**What you will do:** Copy all the material below, exactly as it stands.

◆ ◆ ◆ ◆

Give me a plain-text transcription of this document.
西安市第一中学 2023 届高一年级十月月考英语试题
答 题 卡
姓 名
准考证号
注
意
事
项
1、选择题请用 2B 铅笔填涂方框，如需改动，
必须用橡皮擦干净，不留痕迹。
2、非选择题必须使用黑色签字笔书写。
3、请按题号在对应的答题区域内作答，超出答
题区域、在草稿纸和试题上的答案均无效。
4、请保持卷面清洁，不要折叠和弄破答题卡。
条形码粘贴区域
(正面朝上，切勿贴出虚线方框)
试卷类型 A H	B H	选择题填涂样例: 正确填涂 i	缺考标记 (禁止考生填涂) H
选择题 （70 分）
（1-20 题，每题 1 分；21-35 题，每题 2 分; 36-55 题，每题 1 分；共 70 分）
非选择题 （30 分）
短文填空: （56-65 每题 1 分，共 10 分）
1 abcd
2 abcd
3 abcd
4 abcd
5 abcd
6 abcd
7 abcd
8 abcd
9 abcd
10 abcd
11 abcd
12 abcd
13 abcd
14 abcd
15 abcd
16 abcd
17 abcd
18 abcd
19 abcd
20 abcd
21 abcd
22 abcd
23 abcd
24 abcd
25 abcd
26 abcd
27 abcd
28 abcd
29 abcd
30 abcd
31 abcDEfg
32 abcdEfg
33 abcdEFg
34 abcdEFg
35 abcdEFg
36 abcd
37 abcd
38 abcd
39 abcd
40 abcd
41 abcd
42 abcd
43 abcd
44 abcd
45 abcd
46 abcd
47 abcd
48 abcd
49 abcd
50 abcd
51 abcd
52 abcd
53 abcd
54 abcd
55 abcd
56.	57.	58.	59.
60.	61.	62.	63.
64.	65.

◆ ◆ ◆ ◆

**Response to the exercise:**
Give me a plain-text transcription of this document.
西安市第一中学 2023 届高一年级十月月考英语试题
答 题 卡
姓 名
准考证号
注
意
事
项
1、选择题请用 2B 铅笔填涂方框，如需改动，
必须用橡皮擦干净，不留痕迹。
2、非选择题必须使用黑色签字笔书写。
3、请按题号在对应的答题区域内作答，超出答
题区域、在草稿纸和试题上的答案均无效。
4、请保持卷面清洁，不要折叠和弄破答题卡。
条形码粘贴区域
(正面朝上，切勿贴出虚线方框)
试卷类型 A H	B H	选择题填涂样例: 正确填涂 i	缺考标记 (禁止考生填涂) H
选择题 （70 分）
（1-20 题，每题 1 分；21-35 题，每题 2 分; 36-55 题，每题 1 分；共 70 分）
非选择题 （30 分）
短文填空: （56-65 每题 1 分，共 10 分）
1 abcd
2 abcd
3 abcd
4 abcd
5 abcd
6 abcd
7 abcd
8 abcd
9 abcd
10 abcd
11 abcd
12 abcd
13 abcd
14 abcd
15 abcd
16 abcd
17 abcd
18 abcd
19 abcd
20 abcd
21 abcd
22 abcd
23 abcd
24 abcd
25 abcd
26 abcd
27 abcd
28 abcd
29 abcd
30 abcd
31 abcDEfg
32 abcdEfg
33 abcdEFg
34 abcdEFg
35 abcdEFg
36 abcd
37 abcd
38 abcd
39 abcd
40 abcd
41 abcd
42 abcd
43 abcd
44 abcd
45 abcd
46 abcd
47 abcd
48 abcd
49 abcd
50 abcd
51 abcd
52 abcd
53 abcd
54 abcd
55 abcd
56.	57.	58.	59.
60.	61.	62.	63.
64.	65.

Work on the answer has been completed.